DIRECTIVE
Scan the following material for the string "this" and copy each line in which it appears.

%%

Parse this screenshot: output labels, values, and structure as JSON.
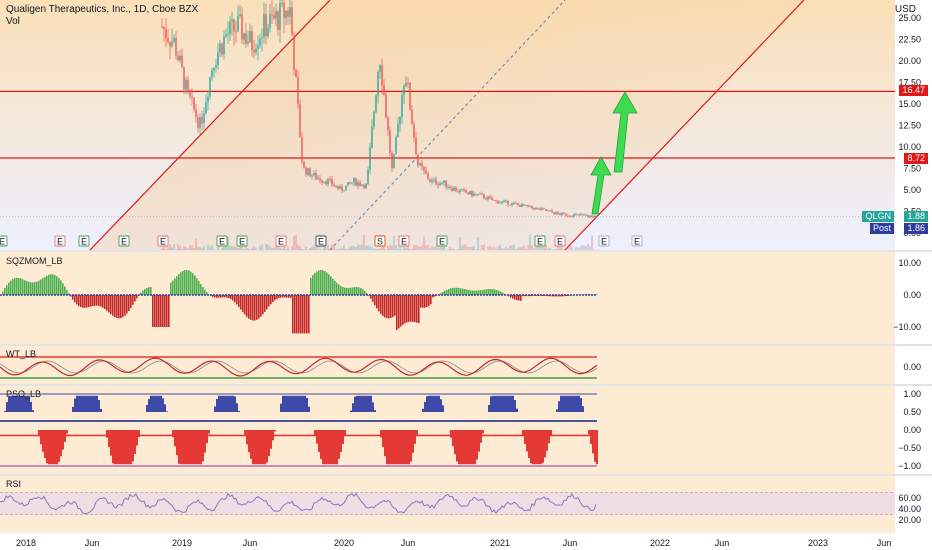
{
  "header": {
    "title": "Qualigen Therapeutics, Inc., 1D, Cboe BZX",
    "vol_label": "Vol",
    "currency": "USD"
  },
  "colors": {
    "up": "#26a69a",
    "down": "#ef5350",
    "hline": "#e01818",
    "channel": "#e01818",
    "arrow": "#3ddc50",
    "blue": "#2f3d9c",
    "rsi": "#7e6fb5"
  },
  "tags": {
    "level_high": "16.47",
    "level_low": "8.72",
    "ticker": "QLGN",
    "ticker_price": "1.88",
    "post_label": "Post",
    "post_price": "1.86"
  },
  "chart_data": [
    {
      "type": "line",
      "pane": "price",
      "title": "Qualigen Therapeutics, Inc., 1D, Cboe BZX",
      "ylabel": "USD",
      "ylim": [
        0,
        26
      ],
      "y_ticks": [
        "25.00",
        "22.50",
        "20.00",
        "17.50",
        "15.00",
        "12.50",
        "10.00",
        "7.50",
        "5.00",
        "2.50",
        "0.00"
      ],
      "x_ticks": [
        "2018",
        "Jun",
        "2019",
        "Jun",
        "2020",
        "Jun",
        "2021",
        "Jun",
        "2022",
        "Jun",
        "2023",
        "Jun"
      ],
      "horizontal_levels": [
        16.47,
        8.72
      ],
      "last_price": 1.88,
      "post_price": 1.86,
      "series": [
        {
          "x": [
            "2018-10",
            "2018-11",
            "2018-12",
            "2019-01",
            "2019-02",
            "2019-03",
            "2019-04",
            "2019-05",
            "2019-06",
            "2019-07",
            "2019-08",
            "2019-09",
            "2019-10",
            "2019-11",
            "2019-12",
            "2020-01",
            "2020-02",
            "2020-03",
            "2020-04",
            "2020-05",
            "2020-06",
            "2020-07",
            "2020-08",
            "2020-09",
            "2020-10",
            "2020-11",
            "2020-12",
            "2021-01",
            "2021-02",
            "2021-03",
            "2021-04",
            "2021-05",
            "2021-06",
            "2021-07",
            "2021-08"
          ],
          "values": [
            24,
            22,
            16,
            12.5,
            20,
            23,
            24,
            22,
            24,
            25,
            26,
            7.5,
            6.5,
            6,
            5,
            6,
            5.5,
            21,
            7,
            19,
            8,
            6,
            5.8,
            5,
            4.6,
            4.3,
            3.7,
            3.5,
            3.2,
            2.9,
            2.6,
            2.2,
            2.1,
            2.0,
            1.88
          ]
        }
      ],
      "earnings_markers": [
        "E",
        "E",
        "E",
        "E",
        "E",
        "E",
        "E",
        "E",
        "E",
        "S",
        "E",
        "E",
        "E",
        "E",
        "E",
        "E"
      ]
    },
    {
      "type": "bar",
      "pane": "oscillator",
      "title": "SQZMOM_LB",
      "ylim": [
        -15,
        15
      ],
      "y_ticks": [
        "10.00",
        "0.00",
        "−10.00"
      ]
    },
    {
      "type": "line",
      "pane": "oscillator",
      "title": "WT_LB",
      "y_ticks": [
        "0.00"
      ]
    },
    {
      "type": "area",
      "pane": "oscillator",
      "title": "PSO_LB",
      "ylim": [
        -1,
        1
      ],
      "y_ticks": [
        "1.00",
        "0.50",
        "0.00",
        "−0.50",
        "−1.00"
      ]
    },
    {
      "type": "line",
      "pane": "oscillator",
      "title": "RSI",
      "ylim": [
        20,
        80
      ],
      "y_ticks": [
        "60.00",
        "40.00",
        "20.00"
      ]
    }
  ]
}
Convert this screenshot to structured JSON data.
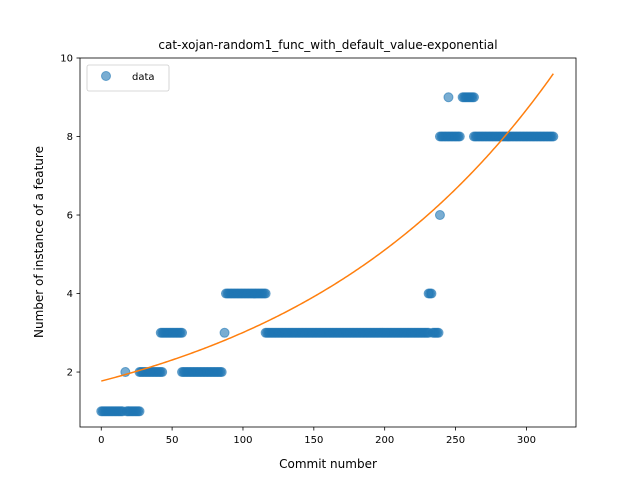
{
  "chart_data": {
    "type": "scatter",
    "title": "cat-xojan-random1_func_with_default_value-exponential",
    "xlabel": "Commit number",
    "ylabel": "Number of instance of a feature",
    "xlim": [
      -15,
      335
    ],
    "ylim": [
      0.6,
      10
    ],
    "xticks": [
      0,
      50,
      100,
      150,
      200,
      250,
      300
    ],
    "yticks": [
      2,
      4,
      6,
      8,
      10
    ],
    "grid": false,
    "legend": {
      "position": "top-left",
      "entries": [
        "data"
      ]
    },
    "colors": {
      "data": "#1f77b4",
      "fit": "#ff7f0e"
    },
    "series": [
      {
        "name": "data",
        "kind": "points",
        "segments": [
          {
            "x_start": 0,
            "x_end": 15,
            "y": 1
          },
          {
            "x": 17,
            "y": 2
          },
          {
            "x_start": 18,
            "x_end": 27,
            "y": 1
          },
          {
            "x_start": 27,
            "x_end": 43,
            "y": 2
          },
          {
            "x_start": 42,
            "x_end": 57,
            "y": 3
          },
          {
            "x_start": 57,
            "x_end": 85,
            "y": 2
          },
          {
            "x": 87,
            "y": 3
          },
          {
            "x_start": 88,
            "x_end": 116,
            "y": 4
          },
          {
            "x_start": 116,
            "x_end": 231,
            "y": 3
          },
          {
            "x_start": 231,
            "x_end": 233,
            "y": 4
          },
          {
            "x_start": 234,
            "x_end": 238,
            "y": 3
          },
          {
            "x": 239,
            "y": 6
          },
          {
            "x_start": 239,
            "x_end": 253,
            "y": 8
          },
          {
            "x": 245,
            "y": 9
          },
          {
            "x_start": 255,
            "x_end": 263,
            "y": 9
          },
          {
            "x_start": 263,
            "x_end": 319,
            "y": 8
          }
        ]
      },
      {
        "name": "",
        "kind": "exponential-fit",
        "a": 1.77,
        "b": 0.0053,
        "x_range": [
          0,
          319
        ]
      }
    ]
  }
}
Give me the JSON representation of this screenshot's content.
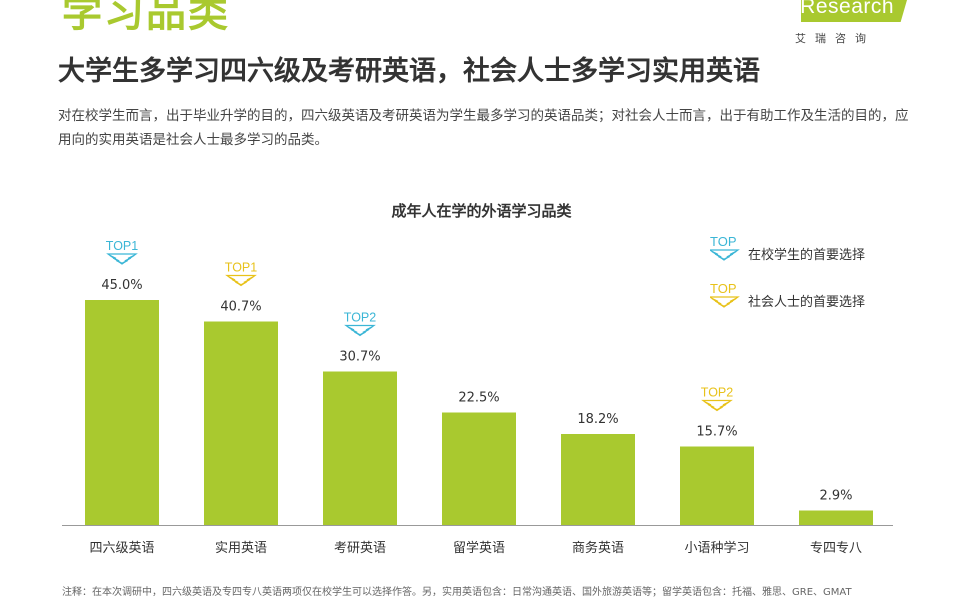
{
  "header": {
    "section_title": "学习品类",
    "main_title": "大学生多学习四六级及考研英语，社会人士多学习实用英语",
    "description": "对在校学生而言，出于毕业升学的目的，四六级英语及考研英语为学生最多学习的英语品类；对社会人士而言，出于有助工作及生活的目的，应用向的实用英语是社会人士最多学习的品类。"
  },
  "logo": {
    "text": "iResearch",
    "cn": "艾瑞咨询",
    "color": "#a9c92f"
  },
  "legend": {
    "items": [
      {
        "badge": "TOP",
        "label": "在校学生的首要选择",
        "color": "#3bb6d6"
      },
      {
        "badge": "TOP",
        "label": "社会人士的首要选择",
        "color": "#e8c21a"
      }
    ]
  },
  "chart_data": {
    "type": "bar",
    "title": "成年人在学的外语学习品类",
    "categories": [
      "四六级英语",
      "实用英语",
      "考研英语",
      "留学英语",
      "商务英语",
      "小语种学习",
      "专四专八"
    ],
    "values": [
      45.0,
      40.7,
      30.7,
      22.5,
      18.2,
      15.7,
      2.9
    ],
    "value_labels": [
      "45.0%",
      "40.7%",
      "30.7%",
      "22.5%",
      "18.2%",
      "15.7%",
      "2.9%"
    ],
    "bar_color": "#a9c92f",
    "ylim": [
      0,
      50
    ],
    "grid": false,
    "badges": [
      {
        "category_index": 0,
        "text": "TOP1",
        "group": "student",
        "color": "#3bb6d6"
      },
      {
        "category_index": 1,
        "text": "TOP1",
        "group": "social",
        "color": "#e8c21a"
      },
      {
        "category_index": 2,
        "text": "TOP2",
        "group": "student",
        "color": "#3bb6d6"
      },
      {
        "category_index": 5,
        "text": "TOP2",
        "group": "social",
        "color": "#e8c21a"
      }
    ]
  },
  "footer": {
    "note": "注释：在本次调研中，四六级英语及专四专八英语两项仅在校学生可以选择作答。另，实用英语包含：日常沟通英语、国外旅游英语等；留学英语包含：托福、雅思、GRE、GMAT"
  }
}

%%

OUTPUT OF THE EXERCISE
Parse this screenshot: output labels, values, and structure as JSON.
Convert this screenshot to structured JSON data.
Give me the JSON representation of this screenshot's content.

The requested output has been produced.